EXERCISE DETAILS:
Your task is to print all of the data word for word.

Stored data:
— begin —

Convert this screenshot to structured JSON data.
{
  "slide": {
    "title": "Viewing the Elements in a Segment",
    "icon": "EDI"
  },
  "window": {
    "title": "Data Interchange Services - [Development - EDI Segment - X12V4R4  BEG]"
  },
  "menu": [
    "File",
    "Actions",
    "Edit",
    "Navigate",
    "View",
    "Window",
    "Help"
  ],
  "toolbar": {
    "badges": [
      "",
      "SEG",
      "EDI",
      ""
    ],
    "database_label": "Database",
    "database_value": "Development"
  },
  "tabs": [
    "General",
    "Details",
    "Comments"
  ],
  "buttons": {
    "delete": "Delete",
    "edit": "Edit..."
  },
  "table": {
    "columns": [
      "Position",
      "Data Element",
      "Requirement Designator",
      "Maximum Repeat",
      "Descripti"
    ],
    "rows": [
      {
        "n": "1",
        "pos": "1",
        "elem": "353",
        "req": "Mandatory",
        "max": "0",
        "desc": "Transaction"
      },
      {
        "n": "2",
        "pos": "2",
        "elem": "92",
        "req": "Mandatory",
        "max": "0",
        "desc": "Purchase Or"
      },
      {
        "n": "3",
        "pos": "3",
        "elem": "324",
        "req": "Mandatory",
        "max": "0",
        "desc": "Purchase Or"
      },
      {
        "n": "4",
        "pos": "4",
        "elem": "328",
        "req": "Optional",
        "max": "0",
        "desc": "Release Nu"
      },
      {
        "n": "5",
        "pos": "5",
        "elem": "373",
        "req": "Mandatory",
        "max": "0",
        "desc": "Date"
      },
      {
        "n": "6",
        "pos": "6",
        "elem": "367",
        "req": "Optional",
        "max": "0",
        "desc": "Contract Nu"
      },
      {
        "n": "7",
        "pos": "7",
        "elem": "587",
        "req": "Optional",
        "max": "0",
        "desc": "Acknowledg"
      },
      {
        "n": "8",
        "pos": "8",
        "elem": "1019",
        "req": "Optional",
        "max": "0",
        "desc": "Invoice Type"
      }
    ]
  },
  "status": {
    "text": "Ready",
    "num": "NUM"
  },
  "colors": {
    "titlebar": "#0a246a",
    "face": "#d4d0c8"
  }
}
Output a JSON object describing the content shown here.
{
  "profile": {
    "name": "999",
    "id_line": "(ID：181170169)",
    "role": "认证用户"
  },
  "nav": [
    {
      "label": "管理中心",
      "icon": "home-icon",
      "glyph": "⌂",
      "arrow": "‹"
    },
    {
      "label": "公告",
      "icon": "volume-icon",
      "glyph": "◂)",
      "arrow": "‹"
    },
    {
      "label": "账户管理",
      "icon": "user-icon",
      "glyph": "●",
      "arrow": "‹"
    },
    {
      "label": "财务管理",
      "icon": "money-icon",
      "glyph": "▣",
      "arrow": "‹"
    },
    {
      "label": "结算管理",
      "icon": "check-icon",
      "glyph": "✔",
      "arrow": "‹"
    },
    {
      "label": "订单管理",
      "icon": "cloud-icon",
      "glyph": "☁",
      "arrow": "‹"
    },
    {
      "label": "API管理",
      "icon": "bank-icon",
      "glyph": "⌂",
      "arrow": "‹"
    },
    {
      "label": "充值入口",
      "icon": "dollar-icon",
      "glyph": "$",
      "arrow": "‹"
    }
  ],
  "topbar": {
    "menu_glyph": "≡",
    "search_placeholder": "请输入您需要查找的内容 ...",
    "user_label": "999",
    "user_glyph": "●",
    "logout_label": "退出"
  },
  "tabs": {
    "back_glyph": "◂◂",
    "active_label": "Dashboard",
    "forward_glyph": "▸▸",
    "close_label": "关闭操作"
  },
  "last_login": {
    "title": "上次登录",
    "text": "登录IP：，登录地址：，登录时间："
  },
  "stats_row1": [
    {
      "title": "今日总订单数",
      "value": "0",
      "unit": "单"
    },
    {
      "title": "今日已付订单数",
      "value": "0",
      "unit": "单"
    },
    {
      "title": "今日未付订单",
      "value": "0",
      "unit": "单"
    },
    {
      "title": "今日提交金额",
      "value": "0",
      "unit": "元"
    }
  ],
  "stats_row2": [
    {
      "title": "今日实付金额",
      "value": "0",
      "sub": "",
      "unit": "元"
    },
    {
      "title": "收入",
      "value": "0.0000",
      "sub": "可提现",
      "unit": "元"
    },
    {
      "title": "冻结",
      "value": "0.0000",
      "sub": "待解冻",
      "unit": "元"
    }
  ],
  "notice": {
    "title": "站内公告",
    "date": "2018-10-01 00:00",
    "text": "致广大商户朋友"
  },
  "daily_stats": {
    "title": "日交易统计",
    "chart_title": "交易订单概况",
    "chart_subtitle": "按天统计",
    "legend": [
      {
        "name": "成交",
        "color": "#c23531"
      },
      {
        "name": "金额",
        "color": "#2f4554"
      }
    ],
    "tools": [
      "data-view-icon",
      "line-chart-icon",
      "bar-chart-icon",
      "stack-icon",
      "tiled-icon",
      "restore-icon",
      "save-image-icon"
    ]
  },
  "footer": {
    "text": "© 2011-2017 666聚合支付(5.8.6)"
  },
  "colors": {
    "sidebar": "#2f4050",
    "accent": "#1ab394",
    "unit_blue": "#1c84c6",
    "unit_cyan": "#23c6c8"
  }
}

— end —

FULL RESPONSE:
Convert this screenshot to structured JSON data.
{
  "slide": {
    "title": "Viewing the Elements in a Segment",
    "icon": "EDI"
  },
  "window": {
    "title": "Data Interchange Services - [Development - EDI Segment - X12V4R4  BEG]"
  },
  "menu": [
    "File",
    "Actions",
    "Edit",
    "Navigate",
    "View",
    "Window",
    "Help"
  ],
  "toolbar": {
    "badges": [
      "",
      "SEG",
      "EDI",
      ""
    ],
    "database_label": "Database",
    "database_value": "Development"
  },
  "tabs": [
    "General",
    "Details",
    "Comments"
  ],
  "buttons": {
    "delete": "Delete",
    "edit": "Edit..."
  },
  "table": {
    "columns": [
      "Position",
      "Data Element",
      "Requirement Designator",
      "Maximum Repeat",
      "Descripti"
    ],
    "rows": [
      {
        "n": "1",
        "pos": "1",
        "elem": "353",
        "req": "Mandatory",
        "max": "0",
        "desc": "Transaction"
      },
      {
        "n": "2",
        "pos": "2",
        "elem": "92",
        "req": "Mandatory",
        "max": "0",
        "desc": "Purchase Or"
      },
      {
        "n": "3",
        "pos": "3",
        "elem": "324",
        "req": "Mandatory",
        "max": "0",
        "desc": "Purchase Or"
      },
      {
        "n": "4",
        "pos": "4",
        "elem": "328",
        "req": "Optional",
        "max": "0",
        "desc": "Release Nu"
      },
      {
        "n": "5",
        "pos": "5",
        "elem": "373",
        "req": "Mandatory",
        "max": "0",
        "desc": "Date"
      },
      {
        "n": "6",
        "pos": "6",
        "elem": "367",
        "req": "Optional",
        "max": "0",
        "desc": "Contract Nu"
      },
      {
        "n": "7",
        "pos": "7",
        "elem": "587",
        "req": "Optional",
        "max": "0",
        "desc": "Acknowledg"
      },
      {
        "n": "8",
        "pos": "8",
        "elem": "1019",
        "req": "Optional",
        "max": "0",
        "desc": "Invoice Type"
      }
    ]
  },
  "status": {
    "text": "Ready",
    "num": "NUM"
  },
  "colors": {
    "titlebar": "#0a246a",
    "face": "#d4d0c8"
  }
}
Output a JSON object describing the content shown here.
{
  "profile": {
    "name": "999",
    "id_line": "(ID：181170169)",
    "role": "认证用户"
  },
  "nav": [
    {
      "label": "管理中心",
      "icon": "home-icon",
      "glyph": "⌂",
      "arrow": "‹"
    },
    {
      "label": "公告",
      "icon": "volume-icon",
      "glyph": "◂)",
      "arrow": "‹"
    },
    {
      "label": "账户管理",
      "icon": "user-icon",
      "glyph": "●",
      "arrow": "‹"
    },
    {
      "label": "财务管理",
      "icon": "money-icon",
      "glyph": "▣",
      "arrow": "‹"
    },
    {
      "label": "结算管理",
      "icon": "check-icon",
      "glyph": "✔",
      "arrow": "‹"
    },
    {
      "label": "订单管理",
      "icon": "cloud-icon",
      "glyph": "☁",
      "arrow": "‹"
    },
    {
      "label": "API管理",
      "icon": "bank-icon",
      "glyph": "⌂",
      "arrow": "‹"
    },
    {
      "label": "充值入口",
      "icon": "dollar-icon",
      "glyph": "$",
      "arrow": "‹"
    }
  ],
  "topbar": {
    "menu_glyph": "≡",
    "search_placeholder": "请输入您需要查找的内容 ...",
    "user_label": "999",
    "user_glyph": "●",
    "logout_label": "退出"
  },
  "tabs": {
    "back_glyph": "◂◂",
    "active_label": "Dashboard",
    "forward_glyph": "▸▸",
    "close_label": "关闭操作"
  },
  "last_login": {
    "title": "上次登录",
    "text": "登录IP：，登录地址：，登录时间："
  },
  "stats_row1": [
    {
      "title": "今日总订单数",
      "value": "0",
      "unit": "单"
    },
    {
      "title": "今日已付订单数",
      "value": "0",
      "unit": "单"
    },
    {
      "title": "今日未付订单",
      "value": "0",
      "unit": "单"
    },
    {
      "title": "今日提交金额",
      "value": "0",
      "unit": "元"
    }
  ],
  "stats_row2": [
    {
      "title": "今日实付金额",
      "value": "0",
      "sub": "",
      "unit": "元"
    },
    {
      "title": "收入",
      "value": "0.0000",
      "sub": "可提现",
      "unit": "元"
    },
    {
      "title": "冻结",
      "value": "0.0000",
      "sub": "待解冻",
      "unit": "元"
    }
  ],
  "notice": {
    "title": "站内公告",
    "date": "2018-10-01 00:00",
    "text": "致广大商户朋友"
  },
  "daily_stats": {
    "title": "日交易统计",
    "chart_title": "交易订单概况",
    "chart_subtitle": "按天统计",
    "legend": [
      {
        "name": "成交",
        "color": "#c23531"
      },
      {
        "name": "金额",
        "color": "#2f4554"
      }
    ],
    "tools": [
      "data-view-icon",
      "line-chart-icon",
      "bar-chart-icon",
      "stack-icon",
      "tiled-icon",
      "restore-icon",
      "save-image-icon"
    ]
  },
  "footer": {
    "text": "© 2011-2017 666聚合支付(5.8.6)"
  },
  "colors": {
    "sidebar": "#2f4050",
    "accent": "#1ab394",
    "unit_blue": "#1c84c6",
    "unit_cyan": "#23c6c8"
  }
}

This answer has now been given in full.